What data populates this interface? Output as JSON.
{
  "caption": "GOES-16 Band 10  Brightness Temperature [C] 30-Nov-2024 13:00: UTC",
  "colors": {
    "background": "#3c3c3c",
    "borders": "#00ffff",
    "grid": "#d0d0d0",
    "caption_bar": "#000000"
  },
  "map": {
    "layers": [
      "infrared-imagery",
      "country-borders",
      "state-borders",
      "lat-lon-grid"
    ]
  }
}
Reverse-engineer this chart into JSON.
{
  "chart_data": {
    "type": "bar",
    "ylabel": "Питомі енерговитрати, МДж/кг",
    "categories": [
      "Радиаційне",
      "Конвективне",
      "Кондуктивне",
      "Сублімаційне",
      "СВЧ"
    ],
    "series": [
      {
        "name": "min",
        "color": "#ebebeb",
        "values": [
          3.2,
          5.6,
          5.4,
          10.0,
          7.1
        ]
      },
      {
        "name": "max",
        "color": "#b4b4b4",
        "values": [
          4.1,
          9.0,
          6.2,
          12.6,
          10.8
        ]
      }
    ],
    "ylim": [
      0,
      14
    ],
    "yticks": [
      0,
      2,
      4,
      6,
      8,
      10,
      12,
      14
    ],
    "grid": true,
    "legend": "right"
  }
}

# # # #

▸ Aim
Give every line of the material again, exactly as it reads.

▸ Result below
What data populates this interface? Output as JSON.
{
  "caption": "GOES-16 Band 10  Brightness Temperature [C] 30-Nov-2024 13:00: UTC",
  "colors": {
    "background": "#3c3c3c",
    "borders": "#00ffff",
    "grid": "#d0d0d0",
    "caption_bar": "#000000"
  },
  "map": {
    "layers": [
      "infrared-imagery",
      "country-borders",
      "state-borders",
      "lat-lon-grid"
    ]
  }
}
Reverse-engineer this chart into JSON.
{
  "chart_data": {
    "type": "bar",
    "ylabel": "Питомі енерговитрати, МДж/кг",
    "categories": [
      "Радиаційне",
      "Конвективне",
      "Кондуктивне",
      "Сублімаційне",
      "СВЧ"
    ],
    "series": [
      {
        "name": "min",
        "color": "#ebebeb",
        "values": [
          3.2,
          5.6,
          5.4,
          10.0,
          7.1
        ]
      },
      {
        "name": "max",
        "color": "#b4b4b4",
        "values": [
          4.1,
          9.0,
          6.2,
          12.6,
          10.8
        ]
      }
    ],
    "ylim": [
      0,
      14
    ],
    "yticks": [
      0,
      2,
      4,
      6,
      8,
      10,
      12,
      14
    ],
    "grid": true,
    "legend": "right"
  }
}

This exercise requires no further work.